> [Stated exercise]
Return the stretch of the MySQL cursor post from "create table tbl" through "GroupId, end )", copied word for word.

I have not given you the exact syntax of the cursor definition required (you can find that in the MySQL manual) because the full code will obscure the idea. In fact, it might be faster to perform the cursor logic within your application - perhaps even building the membership details within the application.

EDIT: Here is the actual code:

create table tbl (
   UserId int not null,
   GroupId int not null,
   Action int not null,
   ActionDate datetime not null
);

create table membership (
   UserId int not null,
   GroupId int not null,
   start datetime not null,
   end datetime not null,
   count int not null,
   primary key (UserId, GroupId, end )
);

drop procedure if exists popbill;
delimiter //

CREATE PROCEDURE popbill()

> [Extracted data]
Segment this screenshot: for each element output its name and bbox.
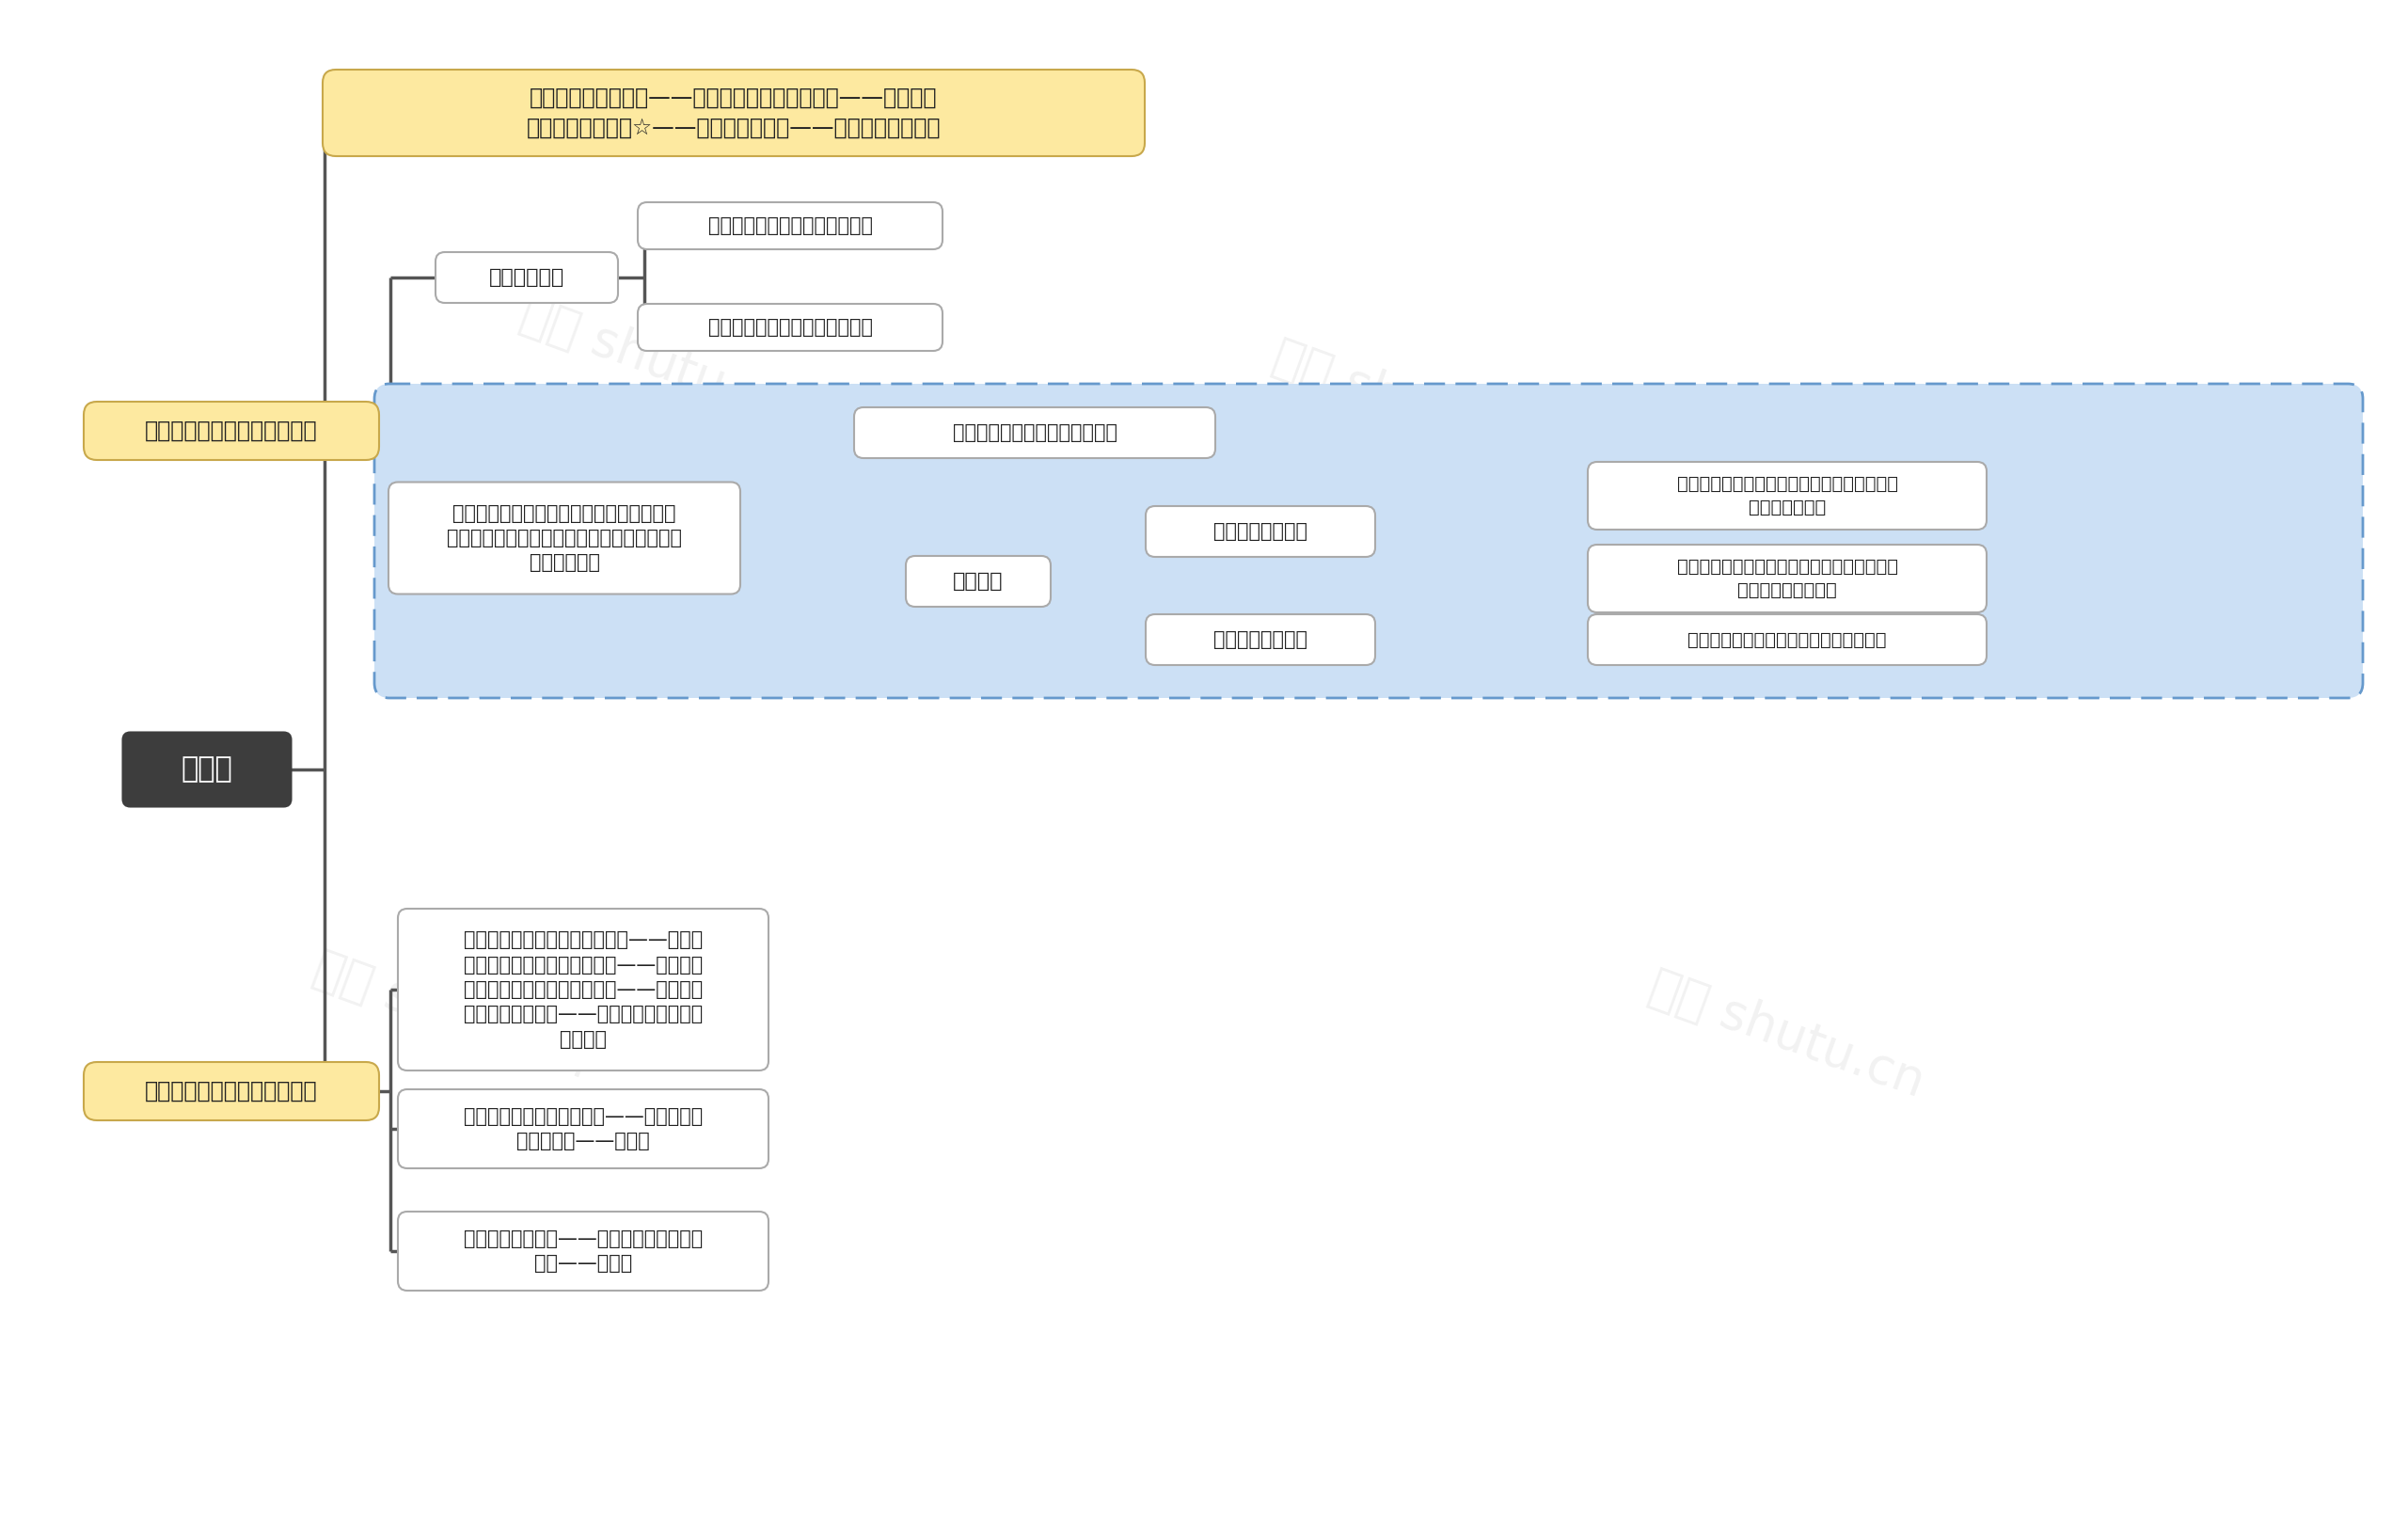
FancyBboxPatch shape bbox=[123, 732, 291, 806]
FancyBboxPatch shape bbox=[638, 305, 942, 351]
Text: 被害人意识到所处分财物的现实存在：诈骗。
（调换条形码）: 被害人意识到所处分财物的现实存在：诈骗。 （调换条形码） bbox=[1676, 475, 1898, 517]
FancyBboxPatch shape bbox=[397, 1212, 768, 1290]
FancyBboxPatch shape bbox=[1146, 506, 1375, 557]
FancyBboxPatch shape bbox=[1587, 614, 1987, 664]
Text: 三角诈骗：行为人——受骗人（同时是处分
人）——受害人: 三角诈骗：行为人——受骗人（同时是处分 人）——受害人 bbox=[465, 1229, 703, 1273]
Text: 客观处分行为: 客观处分行为 bbox=[489, 268, 563, 288]
Text: 整体处分：论斤卖: 整体处分：论斤卖 bbox=[1214, 631, 1308, 649]
Text: 诈骗罪，由被害人实施转移占有: 诈骗罪，由被害人实施转移占有 bbox=[708, 217, 872, 235]
FancyBboxPatch shape bbox=[373, 384, 2362, 698]
FancyBboxPatch shape bbox=[84, 401, 378, 460]
FancyBboxPatch shape bbox=[323, 69, 1144, 157]
Text: 与盗窃罪的区分（三角关系）: 与盗窃罪的区分（三角关系） bbox=[144, 1080, 318, 1103]
FancyBboxPatch shape bbox=[436, 252, 619, 303]
Text: 单个处分：论个卖: 单个处分：论个卖 bbox=[1214, 521, 1308, 541]
Text: 盗窃罪的间接正犯：行为人——受骗人（不
是处分人）——受害人: 盗窃罪的间接正犯：行为人——受骗人（不 是处分人）——受害人 bbox=[465, 1107, 703, 1150]
FancyBboxPatch shape bbox=[388, 481, 739, 594]
FancyBboxPatch shape bbox=[1587, 544, 1987, 612]
Text: 主观处分意识：对方客观上有处分行为，但
主观上没有处分意识，行为人不构成诈骗罪，
而构成盗窃罪: 主观处分意识：对方客观上有处分行为，但 主观上没有处分意识，行为人不构成诈骗罪，… bbox=[448, 504, 681, 572]
Text: 树图 shutu.cn: 树图 shutu.cn bbox=[1267, 332, 1556, 477]
FancyBboxPatch shape bbox=[397, 1089, 768, 1169]
Text: 被害人没有意识到所处分财物的现实存在：盗
窃。（包装盒加塞）: 被害人没有意识到所处分财物的现实存在：盗 窃。（包装盒加塞） bbox=[1676, 558, 1898, 600]
Text: 树图 shutu.cn: 树图 shutu.cn bbox=[515, 289, 802, 435]
Text: 树图 shutu.cn: 树图 shutu.cn bbox=[1642, 963, 1931, 1107]
Text: 树图 shutu.cn: 树图 shutu.cn bbox=[308, 943, 595, 1089]
FancyBboxPatch shape bbox=[1146, 614, 1375, 664]
FancyBboxPatch shape bbox=[397, 909, 768, 1070]
Text: 定诈骗。认识到财物的客观存在（卖米）: 定诈骗。认识到财物的客观存在（卖米） bbox=[1688, 631, 1885, 649]
Text: 行为结构：欺骗行为（行为人）——对方产
生或维持认识错误（受骗人）——对方基于
认识错误处分财物（处分人）——行为人取
得财物（行为人）——对方遭受财产损失（
: 行为结构：欺骗行为（行为人）——对方产 生或维持认识错误（受骗人）——对方基于 … bbox=[465, 930, 703, 1049]
Text: 与盗窃罪的区分（两角关系）: 与盗窃罪的区分（两角关系） bbox=[144, 420, 318, 441]
Text: 数量错误: 数量错误 bbox=[954, 572, 1004, 591]
FancyBboxPatch shape bbox=[1587, 461, 1987, 529]
FancyBboxPatch shape bbox=[84, 1063, 378, 1120]
Text: 诈骗罪: 诈骗罪 bbox=[181, 755, 234, 783]
Text: 行为结构：欺骗行为——对方产生或维持认识错误——对方基于
认识错误处分财物☆——行为人取得财物——对方遭受财产损失: 行为结构：欺骗行为——对方产生或维持认识错误——对方基于 认识错误处分财物☆——… bbox=[527, 86, 942, 138]
FancyBboxPatch shape bbox=[855, 408, 1216, 458]
Text: 种类错误，定盗窃罪（调包案）: 种类错误，定盗窃罪（调包案） bbox=[954, 423, 1117, 441]
FancyBboxPatch shape bbox=[638, 201, 942, 249]
FancyBboxPatch shape bbox=[905, 555, 1050, 606]
Text: 盗窃罪，由行为人实施转移占有: 盗窃罪，由行为人实施转移占有 bbox=[708, 318, 872, 337]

> [Exercise output]
create table tbl (
   UserId int not null,
   GroupId int not null,
   Action int not null,
   ActionDate datetime not null
);

create table membership (
   UserId int not null,
   GroupId int not null,
   start datetime not null,
   end datetime not null,
   count int not null,
   primary key (UserId, GroupId, end )